* Stored entries:
# # # # #

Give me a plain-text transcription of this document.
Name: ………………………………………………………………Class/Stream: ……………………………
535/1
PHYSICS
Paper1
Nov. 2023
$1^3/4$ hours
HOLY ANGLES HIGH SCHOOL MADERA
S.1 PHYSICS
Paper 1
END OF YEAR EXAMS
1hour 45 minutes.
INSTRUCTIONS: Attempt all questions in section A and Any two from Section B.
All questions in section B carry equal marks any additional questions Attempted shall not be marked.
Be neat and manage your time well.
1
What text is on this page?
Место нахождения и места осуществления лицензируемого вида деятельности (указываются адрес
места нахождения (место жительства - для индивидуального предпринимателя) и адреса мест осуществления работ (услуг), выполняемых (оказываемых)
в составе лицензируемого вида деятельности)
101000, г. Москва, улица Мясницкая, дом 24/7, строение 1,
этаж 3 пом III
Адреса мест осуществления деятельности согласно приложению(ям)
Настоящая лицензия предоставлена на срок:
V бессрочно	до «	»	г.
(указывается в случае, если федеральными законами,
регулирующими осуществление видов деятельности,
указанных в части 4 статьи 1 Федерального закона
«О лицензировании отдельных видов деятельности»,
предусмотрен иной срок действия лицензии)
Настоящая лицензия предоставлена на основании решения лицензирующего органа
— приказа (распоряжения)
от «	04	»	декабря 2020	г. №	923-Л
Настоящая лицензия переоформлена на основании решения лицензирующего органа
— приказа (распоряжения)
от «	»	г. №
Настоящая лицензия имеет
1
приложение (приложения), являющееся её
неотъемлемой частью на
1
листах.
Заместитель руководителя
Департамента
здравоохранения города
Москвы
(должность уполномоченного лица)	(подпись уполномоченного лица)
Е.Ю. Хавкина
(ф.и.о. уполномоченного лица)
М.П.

# # # # #

* Task to complete: Repeat every line of the records above exactly.

* Task output:
Give me a plain-text transcription of this document.
Name: ………………………………………………………………Class/Stream: ……………………………
535/1
PHYSICS
Paper1
Nov. 2023
$1^3/4$ hours
HOLY ANGLES HIGH SCHOOL MADERA
S.1 PHYSICS
Paper 1
END OF YEAR EXAMS
1hour 45 minutes.
INSTRUCTIONS: Attempt all questions in section A and Any two from Section B.
All questions in section B carry equal marks any additional questions Attempted shall not be marked.
Be neat and manage your time well.
1
What text is on this page?
Место нахождения и места осуществления лицензируемого вида деятельности (указываются адрес
места нахождения (место жительства - для индивидуального предпринимателя) и адреса мест осуществления работ (услуг), выполняемых (оказываемых)
в составе лицензируемого вида деятельности)
101000, г. Москва, улица Мясницкая, дом 24/7, строение 1,
этаж 3 пом III
Адреса мест осуществления деятельности согласно приложению(ям)
Настоящая лицензия предоставлена на срок:
V бессрочно	до «	»	г.
(указывается в случае, если федеральными законами,
регулирующими осуществление видов деятельности,
указанных в части 4 статьи 1 Федерального закона
«О лицензировании отдельных видов деятельности»,
предусмотрен иной срок действия лицензии)
Настоящая лицензия предоставлена на основании решения лицензирующего органа
— приказа (распоряжения)
от «	04	»	декабря 2020	г. №	923-Л
Настоящая лицензия переоформлена на основании решения лицензирующего органа
— приказа (распоряжения)
от «	»	г. №
Настоящая лицензия имеет
1
приложение (приложения), являющееся её
неотъемлемой частью на
1
листах.
Заместитель руководителя
Департамента
здравоохранения города
Москвы
(должность уполномоченного лица)	(подпись уполномоченного лица)
Е.Ю. Хавкина
(ф.и.о. уполномоченного лица)
М.П.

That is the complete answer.